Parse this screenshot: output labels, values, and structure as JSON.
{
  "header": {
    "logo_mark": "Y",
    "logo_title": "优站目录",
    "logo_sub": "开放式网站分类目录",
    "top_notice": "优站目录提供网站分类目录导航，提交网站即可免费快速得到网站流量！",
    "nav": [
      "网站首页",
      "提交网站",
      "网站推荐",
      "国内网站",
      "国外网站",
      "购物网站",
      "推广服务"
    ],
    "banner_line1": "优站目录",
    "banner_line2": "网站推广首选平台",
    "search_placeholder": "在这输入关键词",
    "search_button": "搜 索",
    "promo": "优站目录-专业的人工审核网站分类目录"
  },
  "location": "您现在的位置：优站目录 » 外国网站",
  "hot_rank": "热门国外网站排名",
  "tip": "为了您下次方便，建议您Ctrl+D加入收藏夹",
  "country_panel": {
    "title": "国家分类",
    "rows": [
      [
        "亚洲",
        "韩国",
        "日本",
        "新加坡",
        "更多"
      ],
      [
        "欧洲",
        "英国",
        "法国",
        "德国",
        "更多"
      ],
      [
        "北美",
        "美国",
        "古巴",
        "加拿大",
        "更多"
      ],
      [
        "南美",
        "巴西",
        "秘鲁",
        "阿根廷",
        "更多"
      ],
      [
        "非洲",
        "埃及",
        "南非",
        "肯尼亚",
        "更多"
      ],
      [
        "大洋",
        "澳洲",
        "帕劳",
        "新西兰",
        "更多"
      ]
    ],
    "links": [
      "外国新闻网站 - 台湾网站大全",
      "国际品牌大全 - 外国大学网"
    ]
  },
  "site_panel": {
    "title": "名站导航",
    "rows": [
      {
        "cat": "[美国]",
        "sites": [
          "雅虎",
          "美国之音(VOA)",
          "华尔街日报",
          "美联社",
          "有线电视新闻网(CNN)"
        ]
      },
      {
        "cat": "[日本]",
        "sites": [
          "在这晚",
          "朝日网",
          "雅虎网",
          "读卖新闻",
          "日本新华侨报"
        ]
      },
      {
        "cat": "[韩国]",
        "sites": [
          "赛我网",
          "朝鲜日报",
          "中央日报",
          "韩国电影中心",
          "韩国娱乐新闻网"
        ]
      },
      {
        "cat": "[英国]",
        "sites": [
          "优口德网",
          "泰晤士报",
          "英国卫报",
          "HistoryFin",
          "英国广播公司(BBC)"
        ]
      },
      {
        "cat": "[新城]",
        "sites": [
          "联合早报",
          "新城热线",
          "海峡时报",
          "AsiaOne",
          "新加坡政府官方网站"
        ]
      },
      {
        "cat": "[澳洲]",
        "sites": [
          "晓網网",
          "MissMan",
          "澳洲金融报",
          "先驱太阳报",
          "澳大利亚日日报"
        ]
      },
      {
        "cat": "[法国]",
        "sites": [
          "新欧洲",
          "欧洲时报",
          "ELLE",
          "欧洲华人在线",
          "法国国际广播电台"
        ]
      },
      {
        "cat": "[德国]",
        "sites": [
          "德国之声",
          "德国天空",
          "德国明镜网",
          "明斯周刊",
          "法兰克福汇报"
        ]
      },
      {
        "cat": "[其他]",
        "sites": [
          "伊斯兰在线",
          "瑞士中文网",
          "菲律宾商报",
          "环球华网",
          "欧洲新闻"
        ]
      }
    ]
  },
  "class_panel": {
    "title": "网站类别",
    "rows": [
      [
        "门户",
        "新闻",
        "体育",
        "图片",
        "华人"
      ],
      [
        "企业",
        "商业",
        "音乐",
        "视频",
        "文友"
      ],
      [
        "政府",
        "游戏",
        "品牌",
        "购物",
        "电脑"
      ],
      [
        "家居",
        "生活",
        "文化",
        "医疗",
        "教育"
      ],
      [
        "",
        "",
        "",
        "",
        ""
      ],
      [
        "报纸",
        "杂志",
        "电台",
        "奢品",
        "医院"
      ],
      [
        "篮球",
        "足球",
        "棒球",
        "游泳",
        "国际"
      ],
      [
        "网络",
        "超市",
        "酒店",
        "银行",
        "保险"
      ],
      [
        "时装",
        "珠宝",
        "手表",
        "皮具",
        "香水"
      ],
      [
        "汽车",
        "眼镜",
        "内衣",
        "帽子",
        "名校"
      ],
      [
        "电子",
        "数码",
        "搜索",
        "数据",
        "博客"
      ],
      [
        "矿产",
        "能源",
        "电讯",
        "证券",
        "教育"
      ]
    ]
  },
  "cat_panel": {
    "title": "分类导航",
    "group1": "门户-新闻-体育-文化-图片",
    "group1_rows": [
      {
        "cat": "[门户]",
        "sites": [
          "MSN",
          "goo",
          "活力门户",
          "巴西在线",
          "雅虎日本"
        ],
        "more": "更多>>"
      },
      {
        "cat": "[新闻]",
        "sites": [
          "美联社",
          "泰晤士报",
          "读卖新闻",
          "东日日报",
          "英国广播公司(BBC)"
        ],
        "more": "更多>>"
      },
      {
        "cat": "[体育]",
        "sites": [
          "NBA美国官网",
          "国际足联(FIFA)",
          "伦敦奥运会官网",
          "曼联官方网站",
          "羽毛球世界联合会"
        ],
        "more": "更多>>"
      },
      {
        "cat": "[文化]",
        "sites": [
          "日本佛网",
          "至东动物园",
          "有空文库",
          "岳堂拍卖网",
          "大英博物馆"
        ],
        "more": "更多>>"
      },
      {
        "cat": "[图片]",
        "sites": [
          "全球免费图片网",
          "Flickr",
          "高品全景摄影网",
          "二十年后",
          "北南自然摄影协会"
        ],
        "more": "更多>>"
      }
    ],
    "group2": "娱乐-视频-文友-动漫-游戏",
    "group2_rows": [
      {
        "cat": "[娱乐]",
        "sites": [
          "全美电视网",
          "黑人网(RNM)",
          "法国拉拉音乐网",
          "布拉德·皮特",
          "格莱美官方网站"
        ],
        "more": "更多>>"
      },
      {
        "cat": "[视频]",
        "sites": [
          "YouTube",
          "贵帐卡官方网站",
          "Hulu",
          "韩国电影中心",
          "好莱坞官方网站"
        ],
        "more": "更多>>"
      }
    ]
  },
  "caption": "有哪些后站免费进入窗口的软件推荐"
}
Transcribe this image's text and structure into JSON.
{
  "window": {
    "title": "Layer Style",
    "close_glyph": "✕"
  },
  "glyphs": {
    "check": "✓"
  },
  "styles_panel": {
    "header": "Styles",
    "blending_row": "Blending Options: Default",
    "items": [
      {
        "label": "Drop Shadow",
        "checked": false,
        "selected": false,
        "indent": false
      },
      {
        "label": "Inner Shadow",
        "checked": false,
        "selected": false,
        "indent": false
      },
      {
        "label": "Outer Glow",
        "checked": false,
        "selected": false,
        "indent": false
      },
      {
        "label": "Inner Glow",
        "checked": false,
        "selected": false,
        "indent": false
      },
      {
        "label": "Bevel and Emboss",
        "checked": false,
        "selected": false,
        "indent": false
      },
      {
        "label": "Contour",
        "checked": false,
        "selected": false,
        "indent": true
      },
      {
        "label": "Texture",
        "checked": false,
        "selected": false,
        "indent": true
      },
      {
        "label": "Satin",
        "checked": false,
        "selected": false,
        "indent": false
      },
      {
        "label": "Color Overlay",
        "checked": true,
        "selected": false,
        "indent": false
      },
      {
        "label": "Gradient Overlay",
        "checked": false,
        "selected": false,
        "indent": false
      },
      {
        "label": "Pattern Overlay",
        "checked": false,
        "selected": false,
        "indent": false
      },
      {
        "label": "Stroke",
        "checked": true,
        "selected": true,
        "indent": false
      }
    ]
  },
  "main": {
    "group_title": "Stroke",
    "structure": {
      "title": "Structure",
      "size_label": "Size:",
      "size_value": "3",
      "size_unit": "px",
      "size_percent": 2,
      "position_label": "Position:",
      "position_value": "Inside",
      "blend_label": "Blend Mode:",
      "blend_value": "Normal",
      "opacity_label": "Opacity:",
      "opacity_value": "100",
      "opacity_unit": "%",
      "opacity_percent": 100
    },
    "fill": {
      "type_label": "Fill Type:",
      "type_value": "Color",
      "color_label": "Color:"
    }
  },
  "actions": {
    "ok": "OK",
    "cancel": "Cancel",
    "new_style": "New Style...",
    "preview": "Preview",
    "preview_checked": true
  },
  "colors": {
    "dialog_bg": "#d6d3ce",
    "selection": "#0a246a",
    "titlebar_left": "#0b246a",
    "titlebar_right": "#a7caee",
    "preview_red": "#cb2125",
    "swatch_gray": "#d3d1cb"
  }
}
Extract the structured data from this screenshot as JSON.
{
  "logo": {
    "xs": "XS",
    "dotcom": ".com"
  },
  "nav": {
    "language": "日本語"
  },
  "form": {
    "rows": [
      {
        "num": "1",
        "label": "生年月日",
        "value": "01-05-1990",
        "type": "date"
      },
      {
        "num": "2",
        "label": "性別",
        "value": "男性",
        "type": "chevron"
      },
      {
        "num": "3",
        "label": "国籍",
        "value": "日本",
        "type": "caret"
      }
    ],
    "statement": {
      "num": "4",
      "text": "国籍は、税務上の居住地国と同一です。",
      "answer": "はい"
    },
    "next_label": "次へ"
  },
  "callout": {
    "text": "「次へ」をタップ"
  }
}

- SHORT EXERCISE: Find the word "JSON" in the records and pull out each line that has it.

- SOLUTION TO THE EXERCISE:
Parse this screenshot: output labels, values, and structure as JSON.
Transcribe this image's text and structure into JSON.
Extract the structured data from this screenshot as JSON.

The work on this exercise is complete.